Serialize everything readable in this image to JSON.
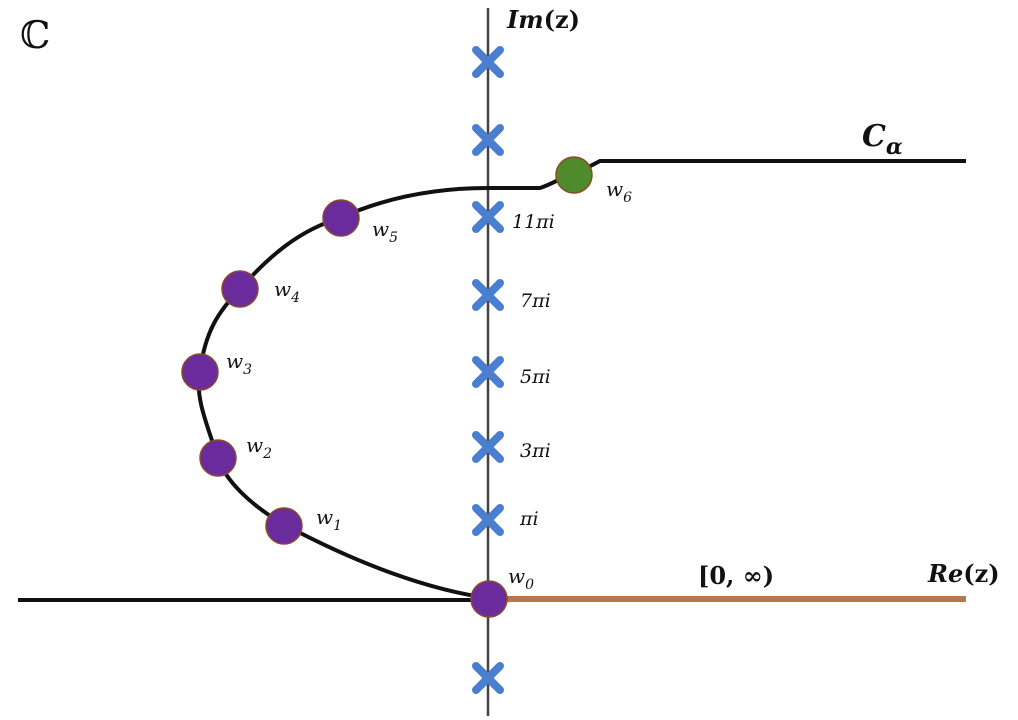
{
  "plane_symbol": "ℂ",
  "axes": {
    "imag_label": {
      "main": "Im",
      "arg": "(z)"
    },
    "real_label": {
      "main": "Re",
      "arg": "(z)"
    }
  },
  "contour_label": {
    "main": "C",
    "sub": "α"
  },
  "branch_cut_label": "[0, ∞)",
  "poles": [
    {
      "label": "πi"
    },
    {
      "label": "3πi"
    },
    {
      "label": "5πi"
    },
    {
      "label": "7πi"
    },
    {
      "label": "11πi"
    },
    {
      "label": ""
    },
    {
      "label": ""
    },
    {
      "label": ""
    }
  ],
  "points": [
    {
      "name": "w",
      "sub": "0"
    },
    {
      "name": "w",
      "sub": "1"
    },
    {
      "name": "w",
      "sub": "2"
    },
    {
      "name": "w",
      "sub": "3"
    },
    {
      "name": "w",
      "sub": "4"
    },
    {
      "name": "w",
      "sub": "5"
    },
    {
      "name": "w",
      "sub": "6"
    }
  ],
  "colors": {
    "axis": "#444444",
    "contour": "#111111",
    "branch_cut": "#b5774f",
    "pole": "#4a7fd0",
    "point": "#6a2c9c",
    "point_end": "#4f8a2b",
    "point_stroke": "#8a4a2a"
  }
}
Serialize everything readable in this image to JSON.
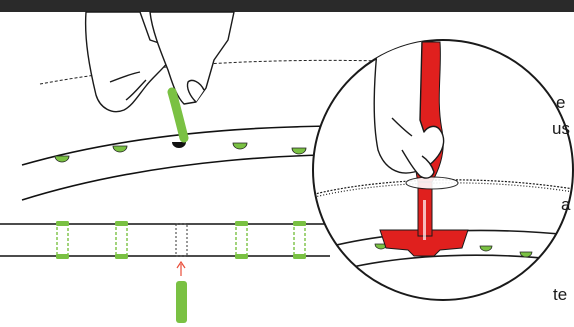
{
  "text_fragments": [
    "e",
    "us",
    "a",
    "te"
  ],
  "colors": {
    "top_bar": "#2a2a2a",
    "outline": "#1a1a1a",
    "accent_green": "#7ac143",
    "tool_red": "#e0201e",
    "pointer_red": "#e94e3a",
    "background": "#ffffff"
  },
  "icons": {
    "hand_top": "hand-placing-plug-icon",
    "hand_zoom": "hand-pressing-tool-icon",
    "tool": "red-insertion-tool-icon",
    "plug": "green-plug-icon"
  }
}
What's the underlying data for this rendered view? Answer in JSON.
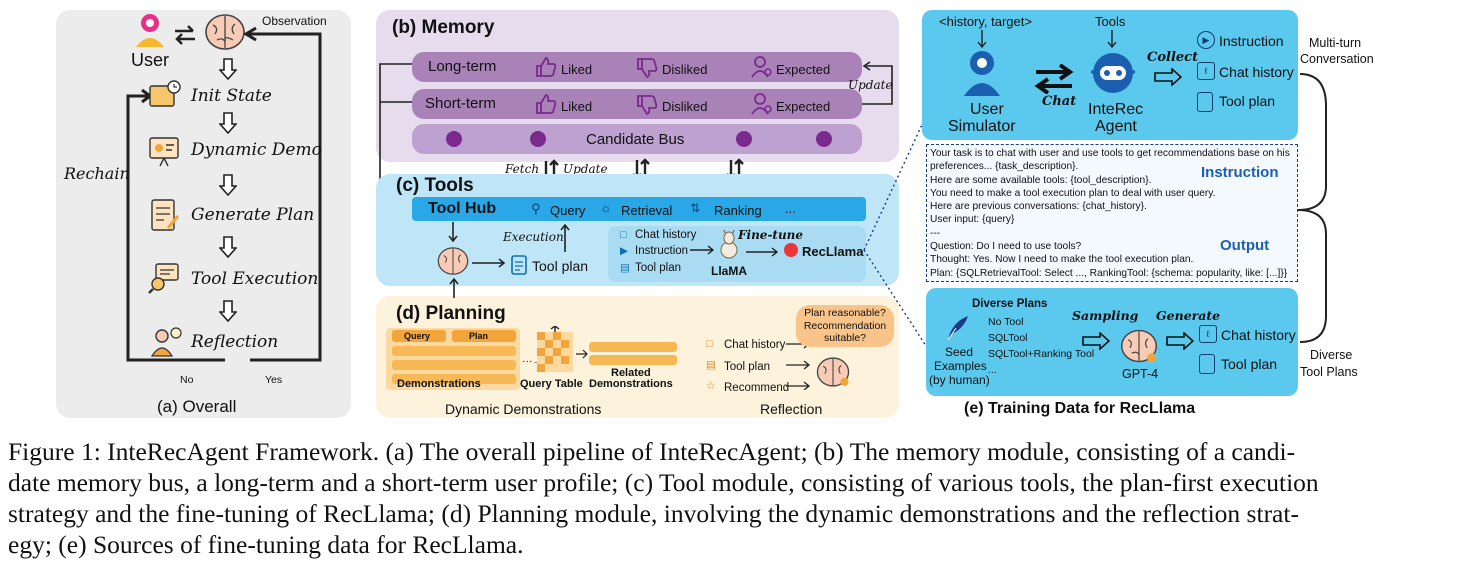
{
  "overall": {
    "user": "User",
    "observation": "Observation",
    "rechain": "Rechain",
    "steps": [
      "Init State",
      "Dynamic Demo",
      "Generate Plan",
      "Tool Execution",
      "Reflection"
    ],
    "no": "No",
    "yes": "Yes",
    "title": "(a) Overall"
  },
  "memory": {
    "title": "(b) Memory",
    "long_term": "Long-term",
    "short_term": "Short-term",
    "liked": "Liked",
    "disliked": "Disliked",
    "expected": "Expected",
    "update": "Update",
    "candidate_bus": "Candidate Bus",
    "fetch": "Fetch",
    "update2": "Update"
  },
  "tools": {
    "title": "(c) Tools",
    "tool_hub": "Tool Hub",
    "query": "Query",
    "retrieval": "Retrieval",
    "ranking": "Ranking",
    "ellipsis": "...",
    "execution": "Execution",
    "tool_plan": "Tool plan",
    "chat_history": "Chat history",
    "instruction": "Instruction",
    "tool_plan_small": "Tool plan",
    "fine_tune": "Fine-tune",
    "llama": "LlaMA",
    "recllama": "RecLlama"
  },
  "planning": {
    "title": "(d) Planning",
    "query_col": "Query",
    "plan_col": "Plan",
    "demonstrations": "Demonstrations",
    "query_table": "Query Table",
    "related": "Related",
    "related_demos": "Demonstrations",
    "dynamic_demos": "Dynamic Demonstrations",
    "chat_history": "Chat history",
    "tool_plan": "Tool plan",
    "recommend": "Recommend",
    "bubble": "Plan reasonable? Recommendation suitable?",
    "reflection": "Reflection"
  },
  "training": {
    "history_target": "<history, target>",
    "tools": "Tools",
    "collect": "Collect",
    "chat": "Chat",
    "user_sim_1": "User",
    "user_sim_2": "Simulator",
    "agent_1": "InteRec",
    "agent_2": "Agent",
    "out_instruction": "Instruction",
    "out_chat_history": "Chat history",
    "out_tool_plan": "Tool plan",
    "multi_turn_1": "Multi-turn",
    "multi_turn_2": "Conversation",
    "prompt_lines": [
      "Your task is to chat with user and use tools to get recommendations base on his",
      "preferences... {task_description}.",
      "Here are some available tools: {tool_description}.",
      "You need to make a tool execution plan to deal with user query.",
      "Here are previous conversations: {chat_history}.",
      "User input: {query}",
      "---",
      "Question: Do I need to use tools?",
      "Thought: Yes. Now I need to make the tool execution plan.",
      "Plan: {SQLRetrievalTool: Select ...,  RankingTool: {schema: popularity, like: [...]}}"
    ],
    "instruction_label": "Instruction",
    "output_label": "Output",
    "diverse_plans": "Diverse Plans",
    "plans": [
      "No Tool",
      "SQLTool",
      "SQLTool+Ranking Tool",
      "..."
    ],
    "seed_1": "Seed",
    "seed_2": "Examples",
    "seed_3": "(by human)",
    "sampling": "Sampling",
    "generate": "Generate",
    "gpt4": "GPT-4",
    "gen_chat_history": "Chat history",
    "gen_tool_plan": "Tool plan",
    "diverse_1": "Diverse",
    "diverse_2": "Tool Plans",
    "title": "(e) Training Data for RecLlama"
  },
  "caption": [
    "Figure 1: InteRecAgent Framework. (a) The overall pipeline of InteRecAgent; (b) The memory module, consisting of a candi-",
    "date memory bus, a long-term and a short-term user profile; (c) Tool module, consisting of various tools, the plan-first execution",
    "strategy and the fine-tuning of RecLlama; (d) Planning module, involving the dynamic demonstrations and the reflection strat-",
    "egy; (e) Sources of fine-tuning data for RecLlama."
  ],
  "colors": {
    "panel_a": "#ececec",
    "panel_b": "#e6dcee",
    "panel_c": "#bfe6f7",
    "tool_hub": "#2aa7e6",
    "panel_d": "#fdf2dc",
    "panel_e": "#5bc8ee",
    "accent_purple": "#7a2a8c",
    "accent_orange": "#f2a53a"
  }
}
_ _ _ _ _ _ _
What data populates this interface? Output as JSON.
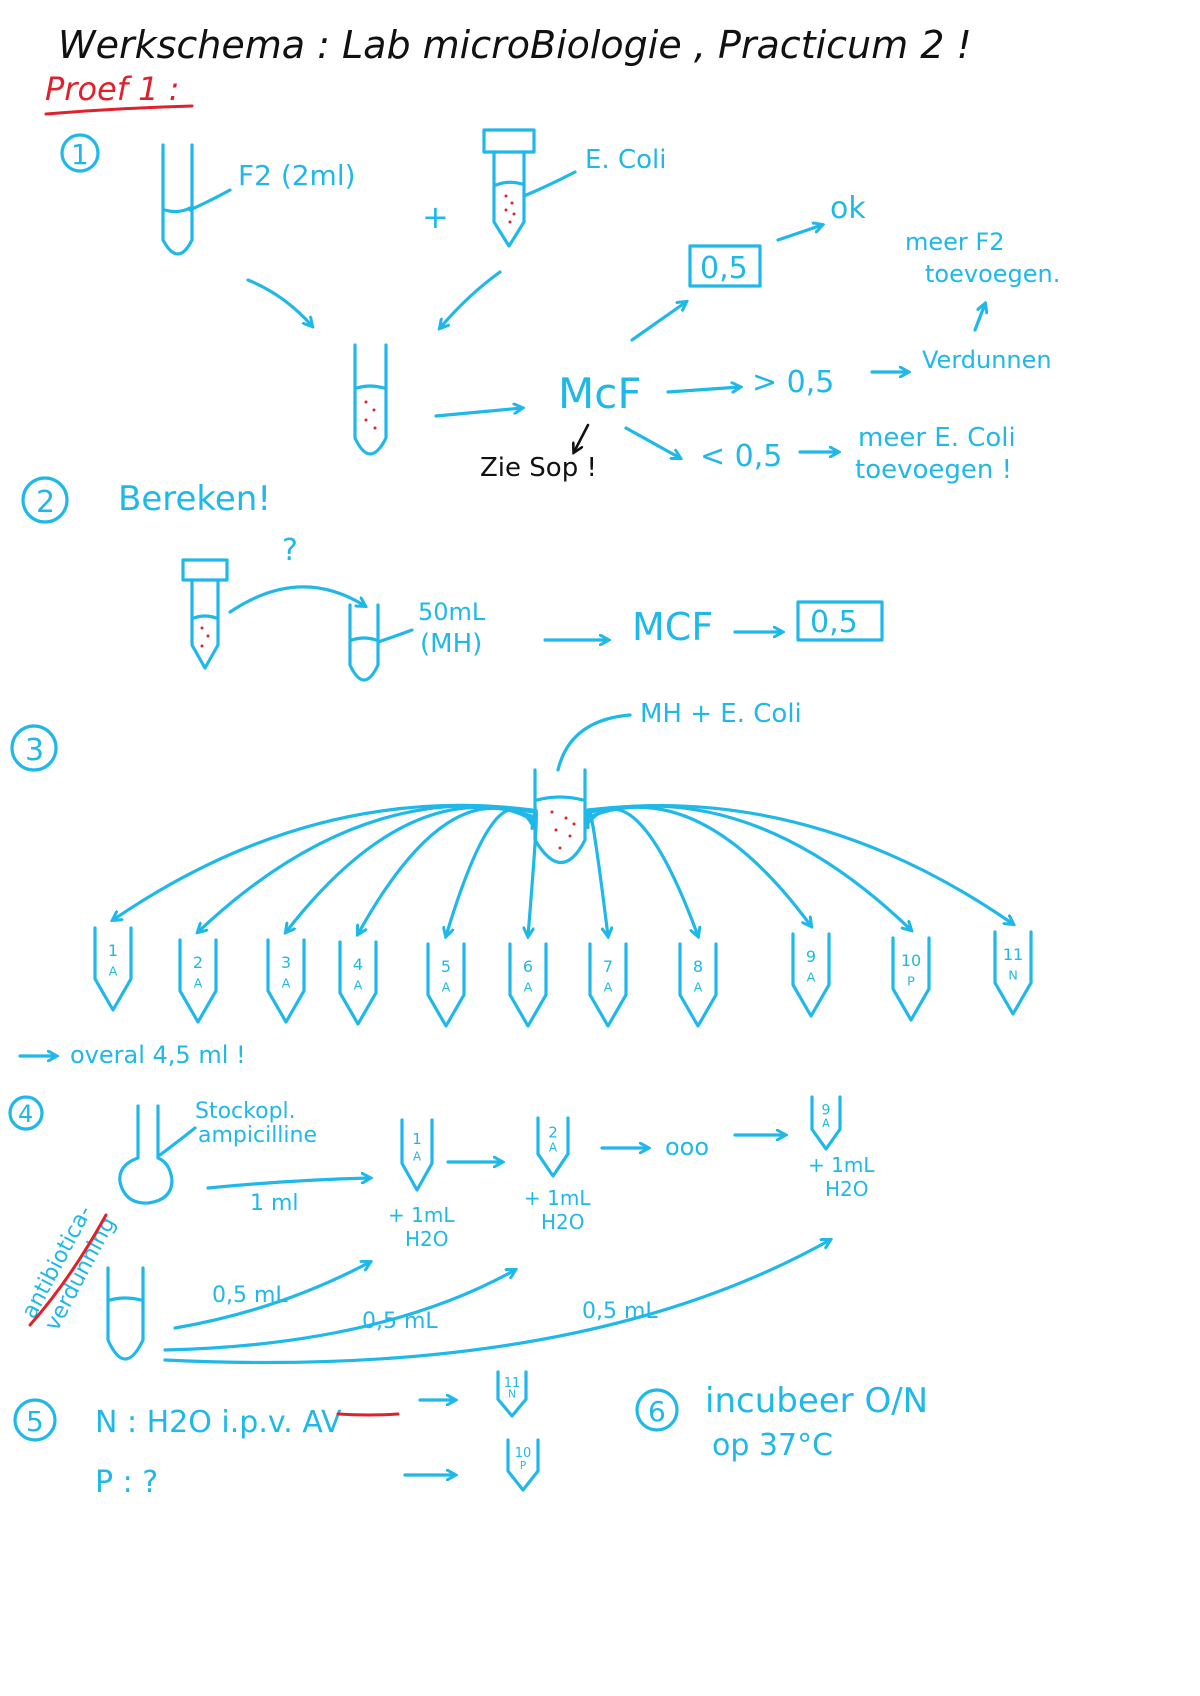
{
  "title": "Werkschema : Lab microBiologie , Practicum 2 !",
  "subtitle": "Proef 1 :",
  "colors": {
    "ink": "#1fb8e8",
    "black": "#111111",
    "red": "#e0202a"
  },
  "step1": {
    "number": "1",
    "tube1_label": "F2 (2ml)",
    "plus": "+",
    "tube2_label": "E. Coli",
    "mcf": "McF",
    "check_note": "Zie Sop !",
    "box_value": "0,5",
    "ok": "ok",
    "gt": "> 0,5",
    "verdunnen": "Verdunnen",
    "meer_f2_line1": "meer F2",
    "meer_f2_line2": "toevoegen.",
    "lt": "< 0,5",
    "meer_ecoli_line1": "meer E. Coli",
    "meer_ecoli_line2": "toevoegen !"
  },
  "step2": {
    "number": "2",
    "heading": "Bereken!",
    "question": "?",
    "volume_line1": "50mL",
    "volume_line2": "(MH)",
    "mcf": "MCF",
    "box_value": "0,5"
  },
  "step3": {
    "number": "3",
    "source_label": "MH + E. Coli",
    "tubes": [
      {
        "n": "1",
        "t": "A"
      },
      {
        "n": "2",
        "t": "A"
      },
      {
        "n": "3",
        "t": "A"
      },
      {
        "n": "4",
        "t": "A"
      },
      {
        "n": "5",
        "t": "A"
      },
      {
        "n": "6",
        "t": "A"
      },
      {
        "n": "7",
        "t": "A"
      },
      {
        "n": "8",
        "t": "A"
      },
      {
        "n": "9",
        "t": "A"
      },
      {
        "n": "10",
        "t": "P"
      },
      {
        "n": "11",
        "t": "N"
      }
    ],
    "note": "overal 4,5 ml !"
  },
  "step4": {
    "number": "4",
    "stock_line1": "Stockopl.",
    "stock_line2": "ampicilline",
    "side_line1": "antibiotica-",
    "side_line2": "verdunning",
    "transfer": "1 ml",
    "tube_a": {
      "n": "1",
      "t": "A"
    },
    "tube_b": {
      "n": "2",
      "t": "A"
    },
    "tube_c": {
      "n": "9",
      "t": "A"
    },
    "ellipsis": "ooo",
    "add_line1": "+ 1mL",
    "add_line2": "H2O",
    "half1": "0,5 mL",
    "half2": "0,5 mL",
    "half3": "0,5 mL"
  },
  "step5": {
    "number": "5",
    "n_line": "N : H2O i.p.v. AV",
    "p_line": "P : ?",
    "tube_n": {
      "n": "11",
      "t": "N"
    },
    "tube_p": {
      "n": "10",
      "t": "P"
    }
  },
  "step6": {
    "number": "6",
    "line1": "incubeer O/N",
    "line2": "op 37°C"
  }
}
_ _ _ _ _ _ _
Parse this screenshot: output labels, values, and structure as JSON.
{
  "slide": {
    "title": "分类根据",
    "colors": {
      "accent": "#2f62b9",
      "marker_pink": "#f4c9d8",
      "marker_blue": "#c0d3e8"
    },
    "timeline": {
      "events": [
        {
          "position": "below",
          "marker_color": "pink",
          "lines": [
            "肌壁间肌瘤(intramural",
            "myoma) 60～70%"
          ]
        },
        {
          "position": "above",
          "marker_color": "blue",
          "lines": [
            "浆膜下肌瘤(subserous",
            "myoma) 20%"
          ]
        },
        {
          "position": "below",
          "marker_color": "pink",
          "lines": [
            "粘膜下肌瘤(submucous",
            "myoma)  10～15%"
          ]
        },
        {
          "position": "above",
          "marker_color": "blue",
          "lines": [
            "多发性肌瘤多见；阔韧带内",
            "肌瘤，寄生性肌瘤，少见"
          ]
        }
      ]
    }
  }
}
_ _ _ _ _ _ _
## Direction
Copy every line in the entries above that has the string "What" in it.

## Complete answer
What's the underlying data for this rendered view? Answer in JSON.
What data populates this interface? Output as JSON.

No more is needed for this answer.